* Problem statement
Please print the following lines without changing anything, from the first to the last.

* Materials provided
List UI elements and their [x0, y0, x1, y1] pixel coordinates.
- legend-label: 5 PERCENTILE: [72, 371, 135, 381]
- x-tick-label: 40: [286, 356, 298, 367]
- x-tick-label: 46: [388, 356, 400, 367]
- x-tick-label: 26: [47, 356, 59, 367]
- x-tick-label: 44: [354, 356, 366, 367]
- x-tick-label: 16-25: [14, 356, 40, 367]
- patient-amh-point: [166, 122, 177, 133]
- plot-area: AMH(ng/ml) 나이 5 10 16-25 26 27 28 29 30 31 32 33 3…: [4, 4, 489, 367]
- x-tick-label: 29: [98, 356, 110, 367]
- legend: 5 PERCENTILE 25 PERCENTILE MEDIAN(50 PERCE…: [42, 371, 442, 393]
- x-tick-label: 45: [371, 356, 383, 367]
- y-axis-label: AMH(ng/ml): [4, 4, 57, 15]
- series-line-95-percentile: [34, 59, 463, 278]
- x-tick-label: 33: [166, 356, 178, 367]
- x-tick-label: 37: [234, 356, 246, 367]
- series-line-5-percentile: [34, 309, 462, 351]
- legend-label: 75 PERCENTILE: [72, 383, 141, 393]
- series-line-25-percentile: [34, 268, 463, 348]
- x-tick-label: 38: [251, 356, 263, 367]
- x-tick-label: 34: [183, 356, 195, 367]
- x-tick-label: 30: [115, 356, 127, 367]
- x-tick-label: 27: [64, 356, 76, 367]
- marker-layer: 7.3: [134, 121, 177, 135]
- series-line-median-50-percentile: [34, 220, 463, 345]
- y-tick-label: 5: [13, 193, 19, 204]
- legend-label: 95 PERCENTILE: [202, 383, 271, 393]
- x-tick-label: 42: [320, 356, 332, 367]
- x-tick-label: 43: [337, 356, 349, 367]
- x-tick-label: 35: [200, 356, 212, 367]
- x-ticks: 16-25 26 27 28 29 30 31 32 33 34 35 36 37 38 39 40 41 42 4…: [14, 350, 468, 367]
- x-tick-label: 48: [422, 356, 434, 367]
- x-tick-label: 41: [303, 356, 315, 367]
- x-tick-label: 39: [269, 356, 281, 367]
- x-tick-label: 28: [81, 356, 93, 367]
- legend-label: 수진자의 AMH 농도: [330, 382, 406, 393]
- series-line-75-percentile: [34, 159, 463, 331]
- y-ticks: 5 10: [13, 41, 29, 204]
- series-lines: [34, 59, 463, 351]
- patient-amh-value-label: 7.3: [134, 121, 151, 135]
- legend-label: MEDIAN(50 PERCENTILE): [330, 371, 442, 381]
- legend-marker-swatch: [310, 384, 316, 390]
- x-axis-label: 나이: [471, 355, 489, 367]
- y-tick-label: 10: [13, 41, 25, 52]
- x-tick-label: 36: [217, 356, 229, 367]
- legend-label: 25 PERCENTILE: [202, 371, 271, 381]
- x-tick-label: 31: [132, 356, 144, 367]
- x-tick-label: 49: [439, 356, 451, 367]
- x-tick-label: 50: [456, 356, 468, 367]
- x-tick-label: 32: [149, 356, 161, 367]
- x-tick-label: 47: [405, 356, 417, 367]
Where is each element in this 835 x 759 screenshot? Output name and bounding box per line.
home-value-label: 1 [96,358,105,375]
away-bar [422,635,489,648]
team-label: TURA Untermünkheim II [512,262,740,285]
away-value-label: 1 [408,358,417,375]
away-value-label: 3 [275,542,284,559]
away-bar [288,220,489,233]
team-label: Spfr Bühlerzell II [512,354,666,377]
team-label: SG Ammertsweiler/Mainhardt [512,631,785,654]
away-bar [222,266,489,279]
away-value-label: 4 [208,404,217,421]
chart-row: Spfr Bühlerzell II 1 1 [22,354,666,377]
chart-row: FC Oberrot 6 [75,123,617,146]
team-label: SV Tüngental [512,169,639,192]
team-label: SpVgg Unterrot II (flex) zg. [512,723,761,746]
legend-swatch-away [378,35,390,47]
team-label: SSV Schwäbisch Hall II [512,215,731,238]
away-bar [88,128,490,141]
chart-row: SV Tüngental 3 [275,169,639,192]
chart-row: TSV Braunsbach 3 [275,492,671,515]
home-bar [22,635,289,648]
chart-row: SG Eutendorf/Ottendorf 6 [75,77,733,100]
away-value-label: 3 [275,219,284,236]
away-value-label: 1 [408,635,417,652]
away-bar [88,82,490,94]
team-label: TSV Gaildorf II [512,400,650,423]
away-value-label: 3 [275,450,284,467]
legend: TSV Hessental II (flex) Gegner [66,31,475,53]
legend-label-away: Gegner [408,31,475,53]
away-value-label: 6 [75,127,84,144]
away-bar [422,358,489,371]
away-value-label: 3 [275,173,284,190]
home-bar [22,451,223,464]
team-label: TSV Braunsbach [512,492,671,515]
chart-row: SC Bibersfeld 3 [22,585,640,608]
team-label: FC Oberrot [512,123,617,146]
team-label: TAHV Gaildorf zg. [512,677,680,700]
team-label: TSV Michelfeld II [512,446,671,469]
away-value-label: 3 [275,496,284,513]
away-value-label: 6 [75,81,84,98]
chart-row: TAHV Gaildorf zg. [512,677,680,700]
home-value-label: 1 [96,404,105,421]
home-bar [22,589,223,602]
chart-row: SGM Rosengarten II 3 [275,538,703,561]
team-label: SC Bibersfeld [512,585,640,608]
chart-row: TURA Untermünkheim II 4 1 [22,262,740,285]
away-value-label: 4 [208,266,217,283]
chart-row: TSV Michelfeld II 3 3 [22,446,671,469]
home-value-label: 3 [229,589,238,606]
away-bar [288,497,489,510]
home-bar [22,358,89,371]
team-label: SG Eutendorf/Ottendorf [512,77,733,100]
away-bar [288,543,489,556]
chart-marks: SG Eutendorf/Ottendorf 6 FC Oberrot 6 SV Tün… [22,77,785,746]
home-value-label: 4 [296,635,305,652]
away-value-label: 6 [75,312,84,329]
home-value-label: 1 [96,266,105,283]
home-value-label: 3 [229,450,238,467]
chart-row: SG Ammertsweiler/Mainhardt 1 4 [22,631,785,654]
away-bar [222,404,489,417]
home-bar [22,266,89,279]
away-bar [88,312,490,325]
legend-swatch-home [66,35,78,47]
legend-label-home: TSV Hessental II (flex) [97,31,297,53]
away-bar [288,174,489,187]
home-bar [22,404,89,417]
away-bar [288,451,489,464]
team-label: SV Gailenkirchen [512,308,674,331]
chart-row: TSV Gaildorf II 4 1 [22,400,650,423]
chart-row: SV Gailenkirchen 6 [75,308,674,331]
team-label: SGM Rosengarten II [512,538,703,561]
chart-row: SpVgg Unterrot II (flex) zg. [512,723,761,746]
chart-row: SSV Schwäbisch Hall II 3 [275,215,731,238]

* Answer to the problem
List UI elements and their [x0, y0, x1, y1] pixel coordinates.
- legend-label: 5 PERCENTILE: [72, 371, 135, 381]
- x-tick-label: 40: [286, 356, 298, 367]
- x-tick-label: 46: [388, 356, 400, 367]
- x-tick-label: 26: [47, 356, 59, 367]
- x-tick-label: 44: [354, 356, 366, 367]
- x-tick-label: 16-25: [14, 356, 40, 367]
- patient-amh-point: [166, 122, 177, 133]
- plot-area: AMH(ng/ml) 나이 5 10 16-25 26 27 28 29 30 31 32 33 3…: [4, 4, 489, 367]
- x-tick-label: 29: [98, 356, 110, 367]
- legend: 5 PERCENTILE 25 PERCENTILE MEDIAN(50 PERCE…: [42, 371, 442, 393]
- x-tick-label: 45: [371, 356, 383, 367]
- y-axis-label: AMH(ng/ml): [4, 4, 57, 15]
- series-line-95-percentile: [34, 59, 463, 278]
- x-tick-label: 33: [166, 356, 178, 367]
- x-tick-label: 37: [234, 356, 246, 367]
- series-line-5-percentile: [34, 309, 462, 351]
- legend-label: 75 PERCENTILE: [72, 383, 141, 393]
- series-line-25-percentile: [34, 268, 463, 348]
- x-tick-label: 38: [251, 356, 263, 367]
- x-tick-label: 34: [183, 356, 195, 367]
- x-tick-label: 30: [115, 356, 127, 367]
- x-tick-label: 27: [64, 356, 76, 367]
- marker-layer: 7.3: [134, 121, 177, 135]
- series-line-median-50-percentile: [34, 220, 463, 345]
- y-tick-label: 5: [13, 193, 19, 204]
- legend-label: 95 PERCENTILE: [202, 383, 271, 393]
- x-tick-label: 42: [320, 356, 332, 367]
- x-tick-label: 43: [337, 356, 349, 367]
- x-tick-label: 35: [200, 356, 212, 367]
- x-ticks: 16-25 26 27 28 29 30 31 32 33 34 35 36 37 38 39 40 41 42 4…: [14, 350, 468, 367]
- x-tick-label: 48: [422, 356, 434, 367]
- x-tick-label: 41: [303, 356, 315, 367]
- x-tick-label: 39: [269, 356, 281, 367]
- x-tick-label: 28: [81, 356, 93, 367]
- legend-label: 수진자의 AMH 농도: [330, 382, 406, 393]
- series-line-75-percentile: [34, 159, 463, 331]
- y-ticks: 5 10: [13, 41, 29, 204]
- series-lines: [34, 59, 463, 351]
- patient-amh-value-label: 7.3: [134, 121, 151, 135]
- legend-label: MEDIAN(50 PERCENTILE): [330, 371, 442, 381]
- legend-marker-swatch: [310, 384, 316, 390]
- x-axis-label: 나이: [471, 355, 489, 367]
- y-tick-label: 10: [13, 41, 25, 52]
- x-tick-label: 36: [217, 356, 229, 367]
- legend-label: 25 PERCENTILE: [202, 371, 271, 381]
- x-tick-label: 31: [132, 356, 144, 367]
- x-tick-label: 49: [439, 356, 451, 367]
- x-tick-label: 50: [456, 356, 468, 367]
- x-tick-label: 32: [149, 356, 161, 367]
- x-tick-label: 47: [405, 356, 417, 367]
Where is each element in this 835 x 759 screenshot? Output name and bounding box per line.
home-value-label: 1 [96,358,105,375]
away-bar [422,635,489,648]
team-label: TURA Untermünkheim II [512,262,740,285]
away-value-label: 1 [408,358,417,375]
away-value-label: 3 [275,542,284,559]
away-bar [288,220,489,233]
team-label: Spfr Bühlerzell II [512,354,666,377]
team-label: SG Ammertsweiler/Mainhardt [512,631,785,654]
away-bar [222,266,489,279]
away-value-label: 4 [208,404,217,421]
chart-row: Spfr Bühlerzell II 1 1 [22,354,666,377]
chart-row: FC Oberrot 6 [75,123,617,146]
team-label: SV Tüngental [512,169,639,192]
team-label: SpVgg Unterrot II (flex) zg. [512,723,761,746]
legend-swatch-away [378,35,390,47]
team-label: SSV Schwäbisch Hall II [512,215,731,238]
away-bar [88,128,490,141]
chart-row: SV Tüngental 3 [275,169,639,192]
chart-row: TSV Braunsbach 3 [275,492,671,515]
home-bar [22,635,289,648]
chart-row: SG Eutendorf/Ottendorf 6 [75,77,733,100]
away-value-label: 3 [275,219,284,236]
away-value-label: 1 [408,635,417,652]
away-bar [88,82,490,94]
team-label: TSV Gaildorf II [512,400,650,423]
away-value-label: 3 [275,450,284,467]
legend: TSV Hessental II (flex) Gegner [66,31,475,53]
legend-label-away: Gegner [408,31,475,53]
away-value-label: 6 [75,127,84,144]
away-bar [422,358,489,371]
away-value-label: 3 [275,173,284,190]
home-bar [22,451,223,464]
team-label: TSV Braunsbach [512,492,671,515]
chart-row: SC Bibersfeld 3 [22,585,640,608]
team-label: FC Oberrot [512,123,617,146]
team-label: TAHV Gaildorf zg. [512,677,680,700]
team-label: TSV Michelfeld II [512,446,671,469]
away-value-label: 3 [275,496,284,513]
away-value-label: 6 [75,81,84,98]
chart-row: TAHV Gaildorf zg. [512,677,680,700]
home-value-label: 1 [96,404,105,421]
home-bar [22,589,223,602]
chart-row: SGM Rosengarten II 3 [275,538,703,561]
team-label: SC Bibersfeld [512,585,640,608]
chart-row: TURA Untermünkheim II 4 1 [22,262,740,285]
away-value-label: 4 [208,266,217,283]
chart-row: TSV Michelfeld II 3 3 [22,446,671,469]
home-value-label: 3 [229,589,238,606]
away-bar [288,497,489,510]
home-bar [22,358,89,371]
team-label: SG Eutendorf/Ottendorf [512,77,733,100]
away-bar [288,543,489,556]
chart-marks: SG Eutendorf/Ottendorf 6 FC Oberrot 6 SV Tün… [22,77,785,746]
home-value-label: 4 [296,635,305,652]
away-value-label: 6 [75,312,84,329]
home-value-label: 1 [96,266,105,283]
home-value-label: 3 [229,450,238,467]
chart-row: SG Ammertsweiler/Mainhardt 1 4 [22,631,785,654]
away-bar [222,404,489,417]
home-bar [22,266,89,279]
away-bar [88,312,490,325]
legend-swatch-home [66,35,78,47]
legend-label-home: TSV Hessental II (flex) [97,31,297,53]
away-bar [288,174,489,187]
home-bar [22,404,89,417]
away-bar [288,451,489,464]
team-label: SV Gailenkirchen [512,308,674,331]
chart-row: TSV Gaildorf II 4 1 [22,400,650,423]
chart-row: SV Gailenkirchen 6 [75,308,674,331]
team-label: SGM Rosengarten II [512,538,703,561]
chart-row: SpVgg Unterrot II (flex) zg. [512,723,761,746]
chart-row: SSV Schwäbisch Hall II 3 [275,215,731,238]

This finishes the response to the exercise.